WORK REQUIRED: Will you print the material below without altering a single character?

※

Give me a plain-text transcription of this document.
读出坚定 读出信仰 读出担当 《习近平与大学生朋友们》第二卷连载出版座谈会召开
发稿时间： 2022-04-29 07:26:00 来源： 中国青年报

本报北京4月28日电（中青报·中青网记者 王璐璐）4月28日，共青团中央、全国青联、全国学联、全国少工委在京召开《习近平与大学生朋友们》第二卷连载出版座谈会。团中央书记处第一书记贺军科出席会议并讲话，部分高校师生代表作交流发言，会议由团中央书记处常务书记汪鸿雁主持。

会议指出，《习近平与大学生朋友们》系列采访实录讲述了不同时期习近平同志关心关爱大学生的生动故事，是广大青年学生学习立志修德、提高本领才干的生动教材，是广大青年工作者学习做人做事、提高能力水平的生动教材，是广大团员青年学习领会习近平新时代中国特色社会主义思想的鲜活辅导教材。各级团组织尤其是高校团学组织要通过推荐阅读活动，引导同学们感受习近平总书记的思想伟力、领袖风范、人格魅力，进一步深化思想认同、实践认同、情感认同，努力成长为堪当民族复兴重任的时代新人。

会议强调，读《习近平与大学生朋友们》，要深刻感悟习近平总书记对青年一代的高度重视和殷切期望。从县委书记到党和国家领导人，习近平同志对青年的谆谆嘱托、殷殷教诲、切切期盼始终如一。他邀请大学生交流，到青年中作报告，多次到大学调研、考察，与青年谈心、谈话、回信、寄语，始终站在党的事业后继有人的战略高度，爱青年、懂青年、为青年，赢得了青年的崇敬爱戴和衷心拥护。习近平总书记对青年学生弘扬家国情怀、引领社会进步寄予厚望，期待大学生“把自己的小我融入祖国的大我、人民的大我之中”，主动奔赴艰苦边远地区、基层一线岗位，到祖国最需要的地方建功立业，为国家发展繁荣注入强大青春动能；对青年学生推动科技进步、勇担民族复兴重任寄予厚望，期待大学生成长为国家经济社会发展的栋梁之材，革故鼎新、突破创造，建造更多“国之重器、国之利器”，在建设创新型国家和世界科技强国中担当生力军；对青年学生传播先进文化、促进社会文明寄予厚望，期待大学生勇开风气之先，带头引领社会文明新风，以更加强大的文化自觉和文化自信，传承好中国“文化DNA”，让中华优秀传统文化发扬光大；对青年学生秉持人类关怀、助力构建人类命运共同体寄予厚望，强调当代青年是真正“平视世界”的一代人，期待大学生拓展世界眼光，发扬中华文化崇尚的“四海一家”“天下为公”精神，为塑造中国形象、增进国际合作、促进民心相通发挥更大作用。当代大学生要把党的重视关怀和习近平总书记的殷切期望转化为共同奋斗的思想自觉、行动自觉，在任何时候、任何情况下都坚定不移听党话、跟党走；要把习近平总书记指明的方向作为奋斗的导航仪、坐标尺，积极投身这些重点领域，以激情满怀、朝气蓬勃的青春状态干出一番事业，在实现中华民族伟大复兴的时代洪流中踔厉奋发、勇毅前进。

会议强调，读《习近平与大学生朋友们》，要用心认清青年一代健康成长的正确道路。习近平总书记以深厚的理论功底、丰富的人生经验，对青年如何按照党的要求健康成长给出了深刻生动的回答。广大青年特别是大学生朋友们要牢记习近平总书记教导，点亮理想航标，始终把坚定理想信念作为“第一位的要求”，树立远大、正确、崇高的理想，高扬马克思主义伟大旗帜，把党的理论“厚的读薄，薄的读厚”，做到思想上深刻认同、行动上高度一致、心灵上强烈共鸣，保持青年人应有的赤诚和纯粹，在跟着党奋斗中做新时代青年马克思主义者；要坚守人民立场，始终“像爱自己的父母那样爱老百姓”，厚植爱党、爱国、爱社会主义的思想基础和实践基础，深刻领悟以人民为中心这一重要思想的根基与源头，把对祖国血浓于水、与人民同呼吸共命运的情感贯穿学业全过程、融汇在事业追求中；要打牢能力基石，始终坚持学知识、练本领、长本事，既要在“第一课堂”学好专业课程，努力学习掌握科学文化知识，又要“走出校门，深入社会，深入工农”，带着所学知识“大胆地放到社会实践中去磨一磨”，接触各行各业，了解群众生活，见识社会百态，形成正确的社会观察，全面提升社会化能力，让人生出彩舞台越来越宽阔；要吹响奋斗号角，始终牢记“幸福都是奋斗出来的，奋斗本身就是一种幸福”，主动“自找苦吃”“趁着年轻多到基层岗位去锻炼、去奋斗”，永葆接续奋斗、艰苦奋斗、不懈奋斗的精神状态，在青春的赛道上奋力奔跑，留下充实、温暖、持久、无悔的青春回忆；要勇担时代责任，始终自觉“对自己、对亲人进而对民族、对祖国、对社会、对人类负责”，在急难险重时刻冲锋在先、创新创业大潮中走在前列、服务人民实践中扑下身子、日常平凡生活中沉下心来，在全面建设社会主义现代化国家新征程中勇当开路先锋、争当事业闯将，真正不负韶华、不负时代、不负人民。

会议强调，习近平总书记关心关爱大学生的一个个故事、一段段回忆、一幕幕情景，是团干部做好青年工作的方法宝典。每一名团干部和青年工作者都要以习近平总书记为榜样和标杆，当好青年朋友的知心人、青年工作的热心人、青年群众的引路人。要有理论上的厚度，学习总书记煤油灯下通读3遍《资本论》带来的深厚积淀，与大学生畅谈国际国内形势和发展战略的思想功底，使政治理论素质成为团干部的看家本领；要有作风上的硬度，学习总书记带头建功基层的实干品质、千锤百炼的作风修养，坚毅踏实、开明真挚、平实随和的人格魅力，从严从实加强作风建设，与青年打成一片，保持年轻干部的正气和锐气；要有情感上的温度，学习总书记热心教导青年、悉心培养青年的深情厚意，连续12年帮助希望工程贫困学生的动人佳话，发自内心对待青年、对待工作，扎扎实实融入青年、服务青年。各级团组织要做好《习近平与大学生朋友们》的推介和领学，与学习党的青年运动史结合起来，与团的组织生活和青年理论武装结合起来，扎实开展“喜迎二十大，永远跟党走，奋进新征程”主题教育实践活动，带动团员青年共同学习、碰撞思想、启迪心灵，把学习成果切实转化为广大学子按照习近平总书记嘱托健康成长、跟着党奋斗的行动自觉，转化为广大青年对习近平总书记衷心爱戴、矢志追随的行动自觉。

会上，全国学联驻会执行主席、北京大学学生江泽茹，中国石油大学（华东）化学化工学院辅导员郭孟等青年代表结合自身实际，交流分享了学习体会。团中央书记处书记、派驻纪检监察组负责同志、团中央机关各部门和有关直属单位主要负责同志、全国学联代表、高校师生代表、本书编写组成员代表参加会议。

※

THE SOLUTION:
Give me a plain-text transcription of this document.
读出坚定 读出信仰 读出担当 《习近平与大学生朋友们》第二卷连载出版座谈会召开
发稿时间： 2022-04-29 07:26:00 来源： 中国青年报

本报北京4月28日电（中青报·中青网记者 王璐璐）4月28日，共青团中央、全国青联、全国学联、全国少工委在京召开《习近平与大学生朋友们》第二卷连载出版座谈会。团中央书记处第一书记贺军科出席会议并讲话，部分高校师生代表作交流发言，会议由团中央书记处常务书记汪鸿雁主持。

会议指出，《习近平与大学生朋友们》系列采访实录讲述了不同时期习近平同志关心关爱大学生的生动故事，是广大青年学生学习立志修德、提高本领才干的生动教材，是广大青年工作者学习做人做事、提高能力水平的生动教材，是广大团员青年学习领会习近平新时代中国特色社会主义思想的鲜活辅导教材。各级团组织尤其是高校团学组织要通过推荐阅读活动，引导同学们感受习近平总书记的思想伟力、领袖风范、人格魅力，进一步深化思想认同、实践认同、情感认同，努力成长为堪当民族复兴重任的时代新人。

会议强调，读《习近平与大学生朋友们》，要深刻感悟习近平总书记对青年一代的高度重视和殷切期望。从县委书记到党和国家领导人，习近平同志对青年的谆谆嘱托、殷殷教诲、切切期盼始终如一。他邀请大学生交流，到青年中作报告，多次到大学调研、考察，与青年谈心、谈话、回信、寄语，始终站在党的事业后继有人的战略高度，爱青年、懂青年、为青年，赢得了青年的崇敬爱戴和衷心拥护。习近平总书记对青年学生弘扬家国情怀、引领社会进步寄予厚望，期待大学生“把自己的小我融入祖国的大我、人民的大我之中”，主动奔赴艰苦边远地区、基层一线岗位，到祖国最需要的地方建功立业，为国家发展繁荣注入强大青春动能；对青年学生推动科技进步、勇担民族复兴重任寄予厚望，期待大学生成长为国家经济社会发展的栋梁之材，革故鼎新、突破创造，建造更多“国之重器、国之利器”，在建设创新型国家和世界科技强国中担当生力军；对青年学生传播先进文化、促进社会文明寄予厚望，期待大学生勇开风气之先，带头引领社会文明新风，以更加强大的文化自觉和文化自信，传承好中国“文化DNA”，让中华优秀传统文化发扬光大；对青年学生秉持人类关怀、助力构建人类命运共同体寄予厚望，强调当代青年是真正“平视世界”的一代人，期待大学生拓展世界眼光，发扬中华文化崇尚的“四海一家”“天下为公”精神，为塑造中国形象、增进国际合作、促进民心相通发挥更大作用。当代大学生要把党的重视关怀和习近平总书记的殷切期望转化为共同奋斗的思想自觉、行动自觉，在任何时候、任何情况下都坚定不移听党话、跟党走；要把习近平总书记指明的方向作为奋斗的导航仪、坐标尺，积极投身这些重点领域，以激情满怀、朝气蓬勃的青春状态干出一番事业，在实现中华民族伟大复兴的时代洪流中踔厉奋发、勇毅前进。

会议强调，读《习近平与大学生朋友们》，要用心认清青年一代健康成长的正确道路。习近平总书记以深厚的理论功底、丰富的人生经验，对青年如何按照党的要求健康成长给出了深刻生动的回答。广大青年特别是大学生朋友们要牢记习近平总书记教导，点亮理想航标，始终把坚定理想信念作为“第一位的要求”，树立远大、正确、崇高的理想，高扬马克思主义伟大旗帜，把党的理论“厚的读薄，薄的读厚”，做到思想上深刻认同、行动上高度一致、心灵上强烈共鸣，保持青年人应有的赤诚和纯粹，在跟着党奋斗中做新时代青年马克思主义者；要坚守人民立场，始终“像爱自己的父母那样爱老百姓”，厚植爱党、爱国、爱社会主义的思想基础和实践基础，深刻领悟以人民为中心这一重要思想的根基与源头，把对祖国血浓于水、与人民同呼吸共命运的情感贯穿学业全过程、融汇在事业追求中；要打牢能力基石，始终坚持学知识、练本领、长本事，既要在“第一课堂”学好专业课程，努力学习掌握科学文化知识，又要“走出校门，深入社会，深入工农”，带着所学知识“大胆地放到社会实践中去磨一磨”，接触各行各业，了解群众生活，见识社会百态，形成正确的社会观察，全面提升社会化能力，让人生出彩舞台越来越宽阔；要吹响奋斗号角，始终牢记“幸福都是奋斗出来的，奋斗本身就是一种幸福”，主动“自找苦吃”“趁着年轻多到基层岗位去锻炼、去奋斗”，永葆接续奋斗、艰苦奋斗、不懈奋斗的精神状态，在青春的赛道上奋力奔跑，留下充实、温暖、持久、无悔的青春回忆；要勇担时代责任，始终自觉“对自己、对亲人进而对民族、对祖国、对社会、对人类负责”，在急难险重时刻冲锋在先、创新创业大潮中走在前列、服务人民实践中扑下身子、日常平凡生活中沉下心来，在全面建设社会主义现代化国家新征程中勇当开路先锋、争当事业闯将，真正不负韶华、不负时代、不负人民。

会议强调，习近平总书记关心关爱大学生的一个个故事、一段段回忆、一幕幕情景，是团干部做好青年工作的方法宝典。每一名团干部和青年工作者都要以习近平总书记为榜样和标杆，当好青年朋友的知心人、青年工作的热心人、青年群众的引路人。要有理论上的厚度，学习总书记煤油灯下通读3遍《资本论》带来的深厚积淀，与大学生畅谈国际国内形势和发展战略的思想功底，使政治理论素质成为团干部的看家本领；要有作风上的硬度，学习总书记带头建功基层的实干品质、千锤百炼的作风修养，坚毅踏实、开明真挚、平实随和的人格魅力，从严从实加强作风建设，与青年打成一片，保持年轻干部的正气和锐气；要有情感上的温度，学习总书记热心教导青年、悉心培养青年的深情厚意，连续12年帮助希望工程贫困学生的动人佳话，发自内心对待青年、对待工作，扎扎实实融入青年、服务青年。各级团组织要做好《习近平与大学生朋友们》的推介和领学，与学习党的青年运动史结合起来，与团的组织生活和青年理论武装结合起来，扎实开展“喜迎二十大，永远跟党走，奋进新征程”主题教育实践活动，带动团员青年共同学习、碰撞思想、启迪心灵，把学习成果切实转化为广大学子按照习近平总书记嘱托健康成长、跟着党奋斗的行动自觉，转化为广大青年对习近平总书记衷心爱戴、矢志追随的行动自觉。

会上，全国学联驻会执行主席、北京大学学生江泽茹，中国石油大学（华东）化学化工学院辅导员郭孟等青年代表结合自身实际，交流分享了学习体会。团中央书记处书记、派驻纪检监察组负责同志、团中央机关各部门和有关直属单位主要负责同志、全国学联代表、高校师生代表、本书编写组成员代表参加会议。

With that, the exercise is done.